* [WORK REQUIRED]:
Pull out every line below containing the word "behaviour".

* [GIVEN RECORDS]:
* * * * *

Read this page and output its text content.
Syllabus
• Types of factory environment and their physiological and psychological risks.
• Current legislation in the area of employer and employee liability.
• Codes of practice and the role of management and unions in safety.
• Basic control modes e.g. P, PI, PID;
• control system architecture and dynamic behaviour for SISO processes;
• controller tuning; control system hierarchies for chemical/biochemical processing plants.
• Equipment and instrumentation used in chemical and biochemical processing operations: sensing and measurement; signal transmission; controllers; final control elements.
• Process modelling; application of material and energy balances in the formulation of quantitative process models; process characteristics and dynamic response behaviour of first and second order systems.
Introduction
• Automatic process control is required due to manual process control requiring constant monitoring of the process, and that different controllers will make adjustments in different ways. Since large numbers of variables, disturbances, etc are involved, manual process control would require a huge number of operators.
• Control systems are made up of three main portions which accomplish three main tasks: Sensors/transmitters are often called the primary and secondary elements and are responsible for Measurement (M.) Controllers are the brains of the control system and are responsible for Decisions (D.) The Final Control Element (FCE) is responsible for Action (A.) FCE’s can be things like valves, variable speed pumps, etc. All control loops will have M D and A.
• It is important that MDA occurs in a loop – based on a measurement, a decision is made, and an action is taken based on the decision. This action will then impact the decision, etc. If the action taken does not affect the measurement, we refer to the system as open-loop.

* * * * *

* [REPLY TO THE TASK]:
• control system architecture and dynamic behaviour for SISO processes;
• Process modelling; application of material and energy balances in the formulation of quantitative process models; process characteristics and dynamic response behaviour of first and second order systems.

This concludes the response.